Written instruction – Take the data below and repeat it exactly.

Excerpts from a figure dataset
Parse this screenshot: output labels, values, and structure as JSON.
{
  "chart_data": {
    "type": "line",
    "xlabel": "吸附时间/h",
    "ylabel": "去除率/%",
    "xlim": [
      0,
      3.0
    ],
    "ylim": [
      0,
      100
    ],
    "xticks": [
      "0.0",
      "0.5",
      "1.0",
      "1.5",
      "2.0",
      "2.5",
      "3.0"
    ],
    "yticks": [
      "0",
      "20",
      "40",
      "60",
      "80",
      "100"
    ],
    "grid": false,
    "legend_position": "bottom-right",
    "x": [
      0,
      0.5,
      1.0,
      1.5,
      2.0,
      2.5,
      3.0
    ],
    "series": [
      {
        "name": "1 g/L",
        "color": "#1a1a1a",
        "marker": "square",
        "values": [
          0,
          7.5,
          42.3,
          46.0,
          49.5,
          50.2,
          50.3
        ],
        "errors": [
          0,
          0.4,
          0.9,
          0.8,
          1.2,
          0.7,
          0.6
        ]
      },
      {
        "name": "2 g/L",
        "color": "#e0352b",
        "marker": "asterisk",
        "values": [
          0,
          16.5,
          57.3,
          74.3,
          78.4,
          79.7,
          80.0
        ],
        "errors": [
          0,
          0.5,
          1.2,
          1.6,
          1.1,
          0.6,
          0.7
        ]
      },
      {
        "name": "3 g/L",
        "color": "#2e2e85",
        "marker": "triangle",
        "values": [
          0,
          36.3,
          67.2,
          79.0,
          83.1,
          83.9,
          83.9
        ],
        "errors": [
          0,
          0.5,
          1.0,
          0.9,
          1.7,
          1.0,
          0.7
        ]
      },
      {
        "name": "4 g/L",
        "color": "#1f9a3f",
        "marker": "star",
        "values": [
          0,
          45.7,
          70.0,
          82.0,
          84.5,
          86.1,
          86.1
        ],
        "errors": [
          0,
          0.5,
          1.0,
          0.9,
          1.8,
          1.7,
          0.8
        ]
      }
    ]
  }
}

Result of the exercise –
Parse this screenshot: output labels, values, and structure as JSON.
{
  "chart_data": {
    "type": "line",
    "xlabel": "吸附时间/h",
    "ylabel": "去除率/%",
    "xlim": [
      0,
      3.0
    ],
    "ylim": [
      0,
      100
    ],
    "xticks": [
      "0.0",
      "0.5",
      "1.0",
      "1.5",
      "2.0",
      "2.5",
      "3.0"
    ],
    "yticks": [
      "0",
      "20",
      "40",
      "60",
      "80",
      "100"
    ],
    "grid": false,
    "legend_position": "bottom-right",
    "x": [
      0,
      0.5,
      1.0,
      1.5,
      2.0,
      2.5,
      3.0
    ],
    "series": [
      {
        "name": "1 g/L",
        "color": "#1a1a1a",
        "marker": "square",
        "values": [
          0,
          7.5,
          42.3,
          46.0,
          49.5,
          50.2,
          50.3
        ],
        "errors": [
          0,
          0.4,
          0.9,
          0.8,
          1.2,
          0.7,
          0.6
        ]
      },
      {
        "name": "2 g/L",
        "color": "#e0352b",
        "marker": "asterisk",
        "values": [
          0,
          16.5,
          57.3,
          74.3,
          78.4,
          79.7,
          80.0
        ],
        "errors": [
          0,
          0.5,
          1.2,
          1.6,
          1.1,
          0.6,
          0.7
        ]
      },
      {
        "name": "3 g/L",
        "color": "#2e2e85",
        "marker": "triangle",
        "values": [
          0,
          36.3,
          67.2,
          79.0,
          83.1,
          83.9,
          83.9
        ],
        "errors": [
          0,
          0.5,
          1.0,
          0.9,
          1.7,
          1.0,
          0.7
        ]
      },
      {
        "name": "4 g/L",
        "color": "#1f9a3f",
        "marker": "star",
        "values": [
          0,
          45.7,
          70.0,
          82.0,
          84.5,
          86.1,
          86.1
        ],
        "errors": [
          0,
          0.5,
          1.0,
          0.9,
          1.8,
          1.7,
          0.8
        ]
      }
    ]
  }
}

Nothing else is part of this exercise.